■ **Saved entries**

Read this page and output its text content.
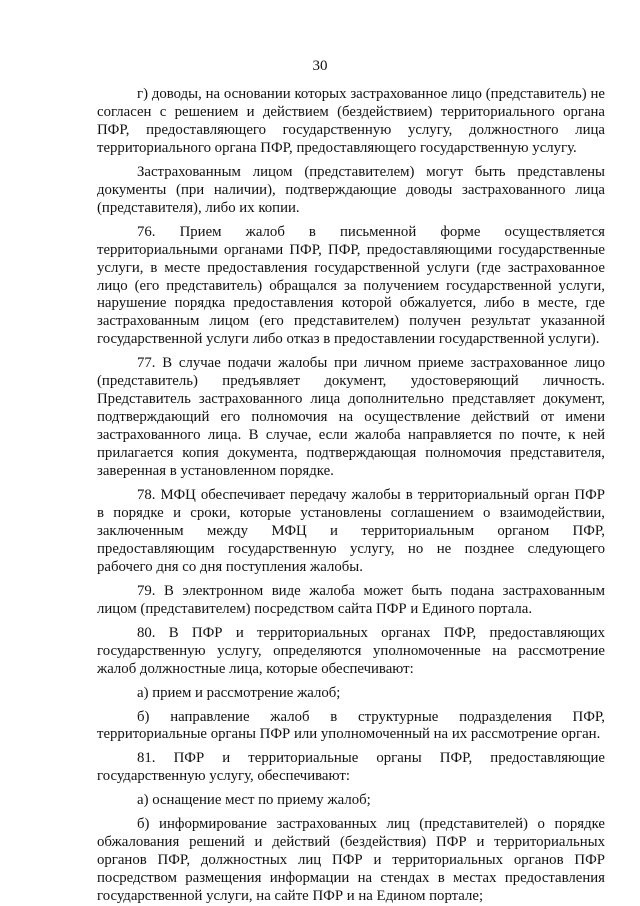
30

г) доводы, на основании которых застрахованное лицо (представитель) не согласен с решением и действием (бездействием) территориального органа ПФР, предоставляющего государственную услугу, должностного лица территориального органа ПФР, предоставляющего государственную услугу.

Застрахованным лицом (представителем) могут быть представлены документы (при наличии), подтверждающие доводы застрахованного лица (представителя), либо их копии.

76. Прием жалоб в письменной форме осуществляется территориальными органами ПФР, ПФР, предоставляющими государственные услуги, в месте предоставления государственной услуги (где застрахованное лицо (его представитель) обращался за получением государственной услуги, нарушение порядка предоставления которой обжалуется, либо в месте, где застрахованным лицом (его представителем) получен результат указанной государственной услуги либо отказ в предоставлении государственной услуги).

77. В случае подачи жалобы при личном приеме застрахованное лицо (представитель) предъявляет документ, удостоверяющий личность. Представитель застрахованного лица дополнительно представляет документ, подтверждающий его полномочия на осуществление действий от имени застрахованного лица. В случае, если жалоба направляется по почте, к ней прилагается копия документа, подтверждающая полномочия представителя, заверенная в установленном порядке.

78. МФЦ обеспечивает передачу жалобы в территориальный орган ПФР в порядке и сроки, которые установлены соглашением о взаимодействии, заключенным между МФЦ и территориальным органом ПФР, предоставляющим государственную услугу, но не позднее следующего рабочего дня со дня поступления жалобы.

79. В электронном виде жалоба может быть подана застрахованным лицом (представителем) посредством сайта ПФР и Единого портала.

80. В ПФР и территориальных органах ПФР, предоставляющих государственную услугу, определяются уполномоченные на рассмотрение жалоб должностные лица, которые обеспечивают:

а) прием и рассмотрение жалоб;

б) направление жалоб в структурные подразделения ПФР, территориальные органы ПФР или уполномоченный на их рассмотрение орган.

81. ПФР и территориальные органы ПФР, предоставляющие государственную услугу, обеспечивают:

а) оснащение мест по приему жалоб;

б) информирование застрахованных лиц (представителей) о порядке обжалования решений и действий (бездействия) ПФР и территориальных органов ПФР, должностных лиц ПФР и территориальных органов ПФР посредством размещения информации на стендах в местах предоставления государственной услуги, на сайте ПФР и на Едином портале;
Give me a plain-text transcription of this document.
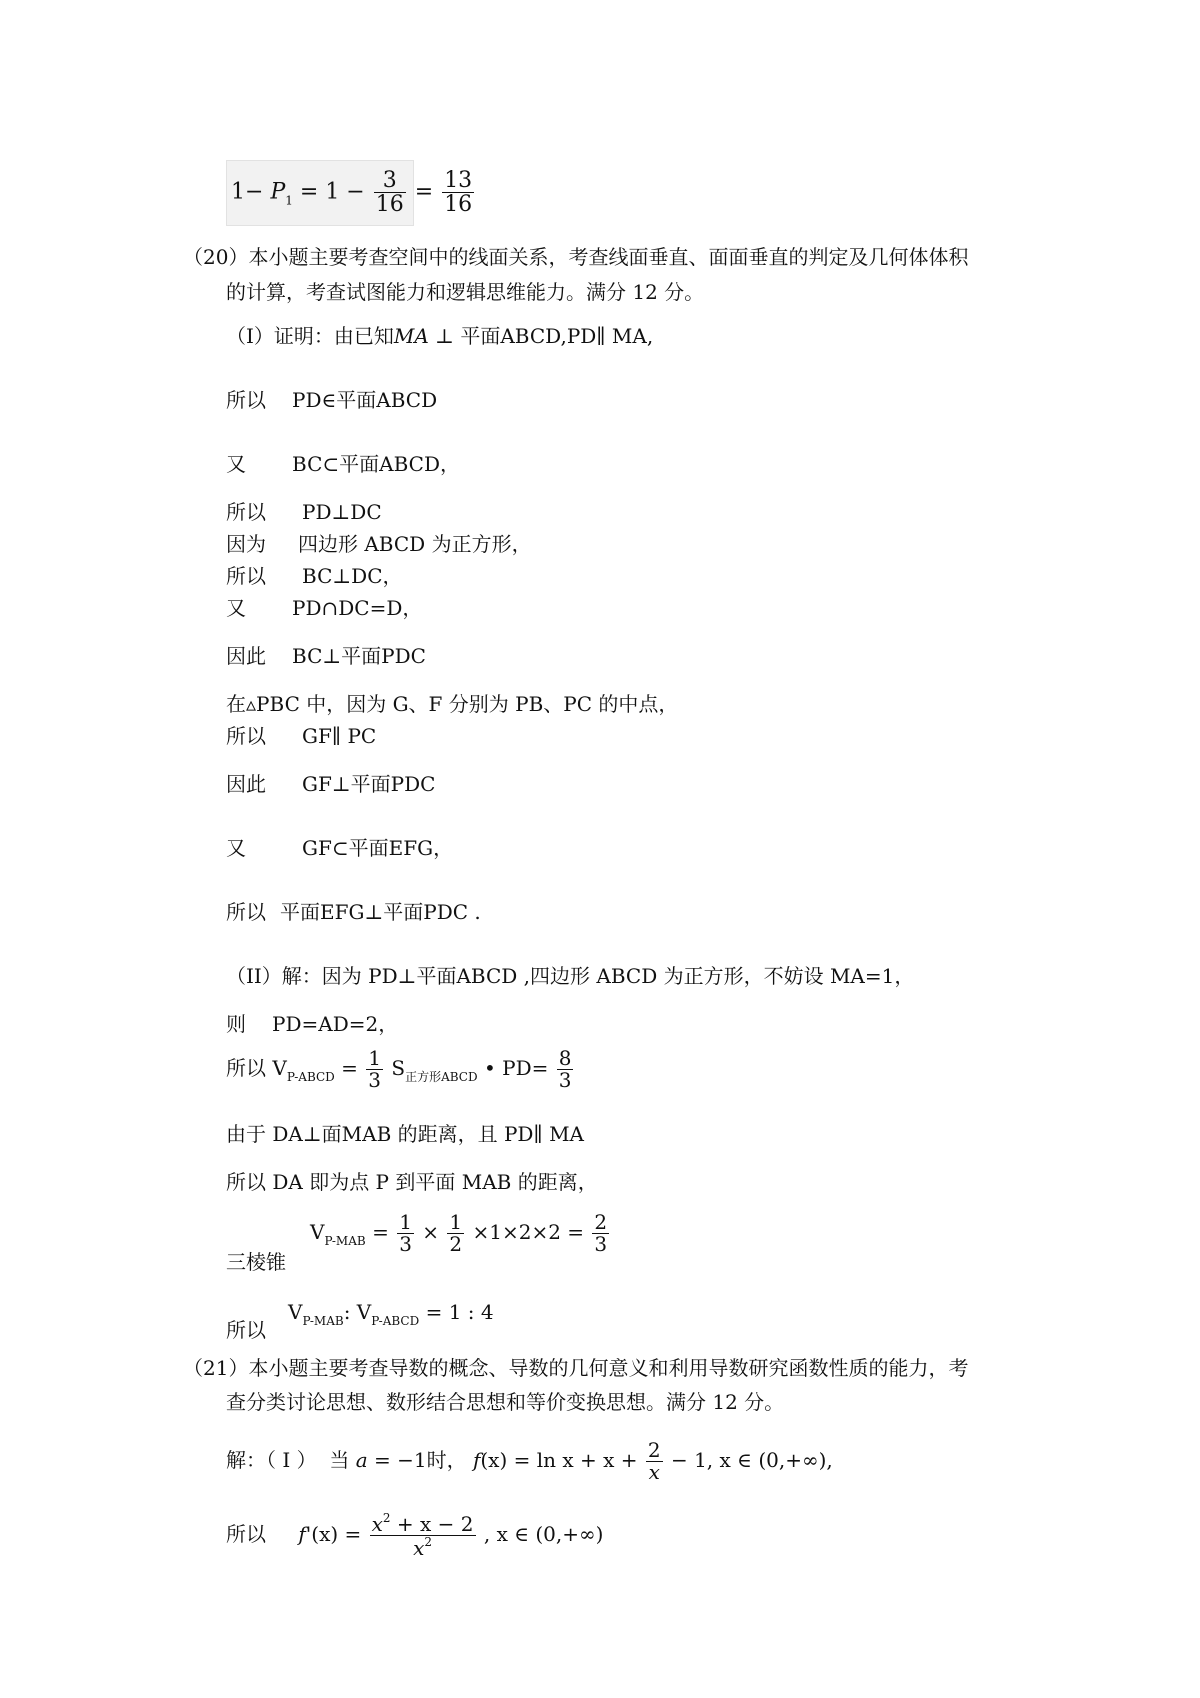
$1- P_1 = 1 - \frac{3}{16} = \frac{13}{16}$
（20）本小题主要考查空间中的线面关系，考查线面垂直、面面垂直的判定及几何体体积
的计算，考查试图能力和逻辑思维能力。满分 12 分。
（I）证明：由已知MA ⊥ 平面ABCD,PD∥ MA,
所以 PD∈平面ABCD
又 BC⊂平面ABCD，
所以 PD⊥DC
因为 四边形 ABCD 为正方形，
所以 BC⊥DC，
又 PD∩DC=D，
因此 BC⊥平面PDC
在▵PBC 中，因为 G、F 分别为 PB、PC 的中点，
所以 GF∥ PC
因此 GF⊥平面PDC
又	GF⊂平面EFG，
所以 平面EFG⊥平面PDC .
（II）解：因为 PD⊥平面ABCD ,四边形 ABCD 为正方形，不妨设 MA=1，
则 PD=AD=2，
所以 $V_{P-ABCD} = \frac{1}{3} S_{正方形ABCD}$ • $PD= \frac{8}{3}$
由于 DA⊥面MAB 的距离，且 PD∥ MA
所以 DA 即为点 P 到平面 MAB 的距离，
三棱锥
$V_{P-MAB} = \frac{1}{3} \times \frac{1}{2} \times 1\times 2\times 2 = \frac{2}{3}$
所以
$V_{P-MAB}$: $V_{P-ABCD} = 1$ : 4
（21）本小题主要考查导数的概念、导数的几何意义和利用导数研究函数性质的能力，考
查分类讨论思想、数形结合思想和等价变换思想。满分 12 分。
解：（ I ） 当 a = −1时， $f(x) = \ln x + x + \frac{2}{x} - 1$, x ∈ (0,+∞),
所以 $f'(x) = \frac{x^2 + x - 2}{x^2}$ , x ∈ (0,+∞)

■ **GIVEN PROBLEM**
Using the material above, set down every line exactly, but skip the pictures.

■ **SOLVED EXERCISE**
Read this page and output its text content.
30

г) доводы, на основании которых застрахованное лицо (представитель) не согласен с решением и действием (бездействием) территориального органа ПФР, предоставляющего государственную услугу, должностного лица территориального органа ПФР, предоставляющего государственную услугу.

Застрахованным лицом (представителем) могут быть представлены документы (при наличии), подтверждающие доводы застрахованного лица (представителя), либо их копии.

76. Прием жалоб в письменной форме осуществляется территориальными органами ПФР, ПФР, предоставляющими государственные услуги, в месте предоставления государственной услуги (где застрахованное лицо (его представитель) обращался за получением государственной услуги, нарушение порядка предоставления которой обжалуется, либо в месте, где застрахованным лицом (его представителем) получен результат указанной государственной услуги либо отказ в предоставлении государственной услуги).

77. В случае подачи жалобы при личном приеме застрахованное лицо (представитель) предъявляет документ, удостоверяющий личность. Представитель застрахованного лица дополнительно представляет документ, подтверждающий его полномочия на осуществление действий от имени застрахованного лица. В случае, если жалоба направляется по почте, к ней прилагается копия документа, подтверждающая полномочия представителя, заверенная в установленном порядке.

78. МФЦ обеспечивает передачу жалобы в территориальный орган ПФР в порядке и сроки, которые установлены соглашением о взаимодействии, заключенным между МФЦ и территориальным органом ПФР, предоставляющим государственную услугу, но не позднее следующего рабочего дня со дня поступления жалобы.

79. В электронном виде жалоба может быть подана застрахованным лицом (представителем) посредством сайта ПФР и Единого портала.

80. В ПФР и территориальных органах ПФР, предоставляющих государственную услугу, определяются уполномоченные на рассмотрение жалоб должностные лица, которые обеспечивают:

а) прием и рассмотрение жалоб;

б) направление жалоб в структурные подразделения ПФР, территориальные органы ПФР или уполномоченный на их рассмотрение орган.

81. ПФР и территориальные органы ПФР, предоставляющие государственную услугу, обеспечивают:

а) оснащение мест по приему жалоб;

б) информирование застрахованных лиц (представителей) о порядке обжалования решений и действий (бездействия) ПФР и территориальных органов ПФР, должностных лиц ПФР и территориальных органов ПФР посредством размещения информации на стендах в местах предоставления государственной услуги, на сайте ПФР и на Едином портале;
Give me a plain-text transcription of this document.
$1- P_1 = 1 - \frac{3}{16} = \frac{13}{16}$
（20）本小题主要考查空间中的线面关系，考查线面垂直、面面垂直的判定及几何体体积
的计算，考查试图能力和逻辑思维能力。满分 12 分。
（I）证明：由已知MA ⊥ 平面ABCD,PD∥ MA,
所以 PD∈平面ABCD
又 BC⊂平面ABCD，
所以 PD⊥DC
因为 四边形 ABCD 为正方形，
所以 BC⊥DC，
又 PD∩DC=D，
因此 BC⊥平面PDC
在▵PBC 中，因为 G、F 分别为 PB、PC 的中点，
所以 GF∥ PC
因此 GF⊥平面PDC
又	GF⊂平面EFG，
所以 平面EFG⊥平面PDC .
（II）解：因为 PD⊥平面ABCD ,四边形 ABCD 为正方形，不妨设 MA=1，
则 PD=AD=2，
所以 $V_{P-ABCD} = \frac{1}{3} S_{正方形ABCD}$ • $PD= \frac{8}{3}$
由于 DA⊥面MAB 的距离，且 PD∥ MA
所以 DA 即为点 P 到平面 MAB 的距离，
三棱锥
$V_{P-MAB} = \frac{1}{3} \times \frac{1}{2} \times 1\times 2\times 2 = \frac{2}{3}$
所以
$V_{P-MAB}$: $V_{P-ABCD} = 1$ : 4
（21）本小题主要考查导数的概念、导数的几何意义和利用导数研究函数性质的能力，考
查分类讨论思想、数形结合思想和等价变换思想。满分 12 分。
解：（ I ） 当 a = −1时， $f(x) = \ln x + x + \frac{2}{x} - 1$, x ∈ (0,+∞),
所以 $f'(x) = \frac{x^2 + x - 2}{x^2}$ , x ∈ (0,+∞)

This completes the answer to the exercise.